BEGIN Data to process
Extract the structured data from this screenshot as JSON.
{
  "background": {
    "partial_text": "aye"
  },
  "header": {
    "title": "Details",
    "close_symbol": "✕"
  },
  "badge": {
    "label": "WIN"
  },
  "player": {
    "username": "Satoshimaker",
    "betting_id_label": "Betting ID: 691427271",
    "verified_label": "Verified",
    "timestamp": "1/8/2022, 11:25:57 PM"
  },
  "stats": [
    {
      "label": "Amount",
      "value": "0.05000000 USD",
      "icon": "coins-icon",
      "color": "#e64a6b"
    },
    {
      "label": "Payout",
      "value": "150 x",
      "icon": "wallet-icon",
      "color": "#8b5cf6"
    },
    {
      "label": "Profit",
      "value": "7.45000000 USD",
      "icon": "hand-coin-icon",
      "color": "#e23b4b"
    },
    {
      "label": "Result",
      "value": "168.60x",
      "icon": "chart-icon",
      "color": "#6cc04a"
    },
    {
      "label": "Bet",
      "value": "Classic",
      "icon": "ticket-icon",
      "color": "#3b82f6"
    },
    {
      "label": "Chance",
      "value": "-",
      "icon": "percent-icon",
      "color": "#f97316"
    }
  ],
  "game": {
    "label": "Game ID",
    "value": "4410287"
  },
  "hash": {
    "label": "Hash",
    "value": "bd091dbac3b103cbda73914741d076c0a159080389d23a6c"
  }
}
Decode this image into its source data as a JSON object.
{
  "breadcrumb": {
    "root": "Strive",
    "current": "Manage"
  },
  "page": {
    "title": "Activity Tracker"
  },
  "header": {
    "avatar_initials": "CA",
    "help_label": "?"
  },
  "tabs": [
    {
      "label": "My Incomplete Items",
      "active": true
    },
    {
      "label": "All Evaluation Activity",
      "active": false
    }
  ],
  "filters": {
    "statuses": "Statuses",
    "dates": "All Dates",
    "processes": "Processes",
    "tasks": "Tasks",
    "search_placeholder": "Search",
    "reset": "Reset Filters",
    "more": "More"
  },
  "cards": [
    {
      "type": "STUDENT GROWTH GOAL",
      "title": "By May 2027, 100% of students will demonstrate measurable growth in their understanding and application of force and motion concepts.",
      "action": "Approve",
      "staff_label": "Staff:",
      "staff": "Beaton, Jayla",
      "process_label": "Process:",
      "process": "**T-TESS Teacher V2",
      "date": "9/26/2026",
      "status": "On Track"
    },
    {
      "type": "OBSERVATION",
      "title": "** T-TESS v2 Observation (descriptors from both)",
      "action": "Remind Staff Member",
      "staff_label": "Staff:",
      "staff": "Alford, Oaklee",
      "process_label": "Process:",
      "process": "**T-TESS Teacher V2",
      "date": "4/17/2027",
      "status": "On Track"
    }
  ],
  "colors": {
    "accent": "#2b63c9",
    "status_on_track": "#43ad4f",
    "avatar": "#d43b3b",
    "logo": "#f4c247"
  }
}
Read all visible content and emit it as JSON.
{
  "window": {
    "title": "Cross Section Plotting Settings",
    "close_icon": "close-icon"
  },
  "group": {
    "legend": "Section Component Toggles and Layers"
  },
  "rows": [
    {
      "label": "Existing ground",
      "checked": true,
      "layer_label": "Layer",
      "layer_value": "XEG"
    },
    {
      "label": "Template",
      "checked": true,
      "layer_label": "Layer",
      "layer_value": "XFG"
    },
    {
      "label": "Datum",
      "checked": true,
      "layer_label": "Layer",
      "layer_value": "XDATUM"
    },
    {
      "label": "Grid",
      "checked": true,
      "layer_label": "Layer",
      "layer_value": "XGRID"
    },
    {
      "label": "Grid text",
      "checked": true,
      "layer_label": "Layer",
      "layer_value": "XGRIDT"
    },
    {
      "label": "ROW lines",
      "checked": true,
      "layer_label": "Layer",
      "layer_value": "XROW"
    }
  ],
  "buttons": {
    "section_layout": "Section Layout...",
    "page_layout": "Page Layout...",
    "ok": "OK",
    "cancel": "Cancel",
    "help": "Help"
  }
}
END Data to process
Give all the entries again exactly; leave none out.

- Response to the exercise -
Extract the structured data from this screenshot as JSON.
{
  "background": {
    "partial_text": "aye"
  },
  "header": {
    "title": "Details",
    "close_symbol": "✕"
  },
  "badge": {
    "label": "WIN"
  },
  "player": {
    "username": "Satoshimaker",
    "betting_id_label": "Betting ID: 691427271",
    "verified_label": "Verified",
    "timestamp": "1/8/2022, 11:25:57 PM"
  },
  "stats": [
    {
      "label": "Amount",
      "value": "0.05000000 USD",
      "icon": "coins-icon",
      "color": "#e64a6b"
    },
    {
      "label": "Payout",
      "value": "150 x",
      "icon": "wallet-icon",
      "color": "#8b5cf6"
    },
    {
      "label": "Profit",
      "value": "7.45000000 USD",
      "icon": "hand-coin-icon",
      "color": "#e23b4b"
    },
    {
      "label": "Result",
      "value": "168.60x",
      "icon": "chart-icon",
      "color": "#6cc04a"
    },
    {
      "label": "Bet",
      "value": "Classic",
      "icon": "ticket-icon",
      "color": "#3b82f6"
    },
    {
      "label": "Chance",
      "value": "-",
      "icon": "percent-icon",
      "color": "#f97316"
    }
  ],
  "game": {
    "label": "Game ID",
    "value": "4410287"
  },
  "hash": {
    "label": "Hash",
    "value": "bd091dbac3b103cbda73914741d076c0a159080389d23a6c"
  }
}
Decode this image into its source data as a JSON object.
{
  "breadcrumb": {
    "root": "Strive",
    "current": "Manage"
  },
  "page": {
    "title": "Activity Tracker"
  },
  "header": {
    "avatar_initials": "CA",
    "help_label": "?"
  },
  "tabs": [
    {
      "label": "My Incomplete Items",
      "active": true
    },
    {
      "label": "All Evaluation Activity",
      "active": false
    }
  ],
  "filters": {
    "statuses": "Statuses",
    "dates": "All Dates",
    "processes": "Processes",
    "tasks": "Tasks",
    "search_placeholder": "Search",
    "reset": "Reset Filters",
    "more": "More"
  },
  "cards": [
    {
      "type": "STUDENT GROWTH GOAL",
      "title": "By May 2027, 100% of students will demonstrate measurable growth in their understanding and application of force and motion concepts.",
      "action": "Approve",
      "staff_label": "Staff:",
      "staff": "Beaton, Jayla",
      "process_label": "Process:",
      "process": "**T-TESS Teacher V2",
      "date": "9/26/2026",
      "status": "On Track"
    },
    {
      "type": "OBSERVATION",
      "title": "** T-TESS v2 Observation (descriptors from both)",
      "action": "Remind Staff Member",
      "staff_label": "Staff:",
      "staff": "Alford, Oaklee",
      "process_label": "Process:",
      "process": "**T-TESS Teacher V2",
      "date": "4/17/2027",
      "status": "On Track"
    }
  ],
  "colors": {
    "accent": "#2b63c9",
    "status_on_track": "#43ad4f",
    "avatar": "#d43b3b",
    "logo": "#f4c247"
  }
}
Read all visible content and emit it as JSON.
{
  "window": {
    "title": "Cross Section Plotting Settings",
    "close_icon": "close-icon"
  },
  "group": {
    "legend": "Section Component Toggles and Layers"
  },
  "rows": [
    {
      "label": "Existing ground",
      "checked": true,
      "layer_label": "Layer",
      "layer_value": "XEG"
    },
    {
      "label": "Template",
      "checked": true,
      "layer_label": "Layer",
      "layer_value": "XFG"
    },
    {
      "label": "Datum",
      "checked": true,
      "layer_label": "Layer",
      "layer_value": "XDATUM"
    },
    {
      "label": "Grid",
      "checked": true,
      "layer_label": "Layer",
      "layer_value": "XGRID"
    },
    {
      "label": "Grid text",
      "checked": true,
      "layer_label": "Layer",
      "layer_value": "XGRIDT"
    },
    {
      "label": "ROW lines",
      "checked": true,
      "layer_label": "Layer",
      "layer_value": "XROW"
    }
  ],
  "buttons": {
    "section_layout": "Section Layout...",
    "page_layout": "Page Layout...",
    "ok": "OK",
    "cancel": "Cancel",
    "help": "Help"
  }
}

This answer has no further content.